■ **Instructions for the task**
Can you transcribe every line exactly and leave the pictures behind?

*** The records ***

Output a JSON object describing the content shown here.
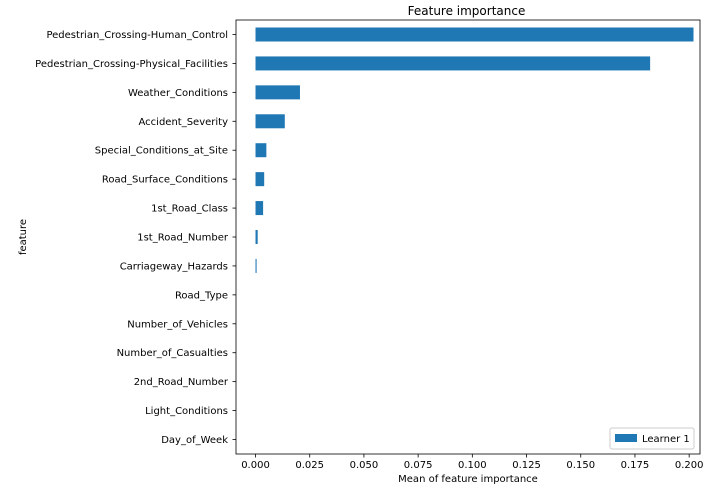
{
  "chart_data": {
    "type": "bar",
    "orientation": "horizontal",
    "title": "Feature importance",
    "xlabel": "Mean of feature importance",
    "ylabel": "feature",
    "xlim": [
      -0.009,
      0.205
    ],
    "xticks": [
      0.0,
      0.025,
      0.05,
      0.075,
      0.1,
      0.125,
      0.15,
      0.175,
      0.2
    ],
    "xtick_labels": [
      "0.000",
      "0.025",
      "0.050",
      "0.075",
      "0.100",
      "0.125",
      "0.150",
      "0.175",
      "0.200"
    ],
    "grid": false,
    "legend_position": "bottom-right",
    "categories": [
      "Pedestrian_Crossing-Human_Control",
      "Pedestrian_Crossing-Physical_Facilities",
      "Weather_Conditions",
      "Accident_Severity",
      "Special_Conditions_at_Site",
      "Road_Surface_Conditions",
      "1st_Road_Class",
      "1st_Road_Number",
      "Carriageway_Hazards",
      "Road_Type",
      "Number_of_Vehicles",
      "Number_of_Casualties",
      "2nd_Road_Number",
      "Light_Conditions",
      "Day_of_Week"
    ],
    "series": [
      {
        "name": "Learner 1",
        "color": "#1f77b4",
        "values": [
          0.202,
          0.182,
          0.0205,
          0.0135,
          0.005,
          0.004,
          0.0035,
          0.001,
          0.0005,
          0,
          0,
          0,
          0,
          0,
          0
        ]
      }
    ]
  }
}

***

■ **Complete answer**
Output a JSON object describing the content shown here.
{
  "chart_data": {
    "type": "bar",
    "orientation": "horizontal",
    "title": "Feature importance",
    "xlabel": "Mean of feature importance",
    "ylabel": "feature",
    "xlim": [
      -0.009,
      0.205
    ],
    "xticks": [
      0.0,
      0.025,
      0.05,
      0.075,
      0.1,
      0.125,
      0.15,
      0.175,
      0.2
    ],
    "xtick_labels": [
      "0.000",
      "0.025",
      "0.050",
      "0.075",
      "0.100",
      "0.125",
      "0.150",
      "0.175",
      "0.200"
    ],
    "grid": false,
    "legend_position": "bottom-right",
    "categories": [
      "Pedestrian_Crossing-Human_Control",
      "Pedestrian_Crossing-Physical_Facilities",
      "Weather_Conditions",
      "Accident_Severity",
      "Special_Conditions_at_Site",
      "Road_Surface_Conditions",
      "1st_Road_Class",
      "1st_Road_Number",
      "Carriageway_Hazards",
      "Road_Type",
      "Number_of_Vehicles",
      "Number_of_Casualties",
      "2nd_Road_Number",
      "Light_Conditions",
      "Day_of_Week"
    ],
    "series": [
      {
        "name": "Learner 1",
        "color": "#1f77b4",
        "values": [
          0.202,
          0.182,
          0.0205,
          0.0135,
          0.005,
          0.004,
          0.0035,
          0.001,
          0.0005,
          0,
          0,
          0,
          0,
          0,
          0
        ]
      }
    ]
  }
}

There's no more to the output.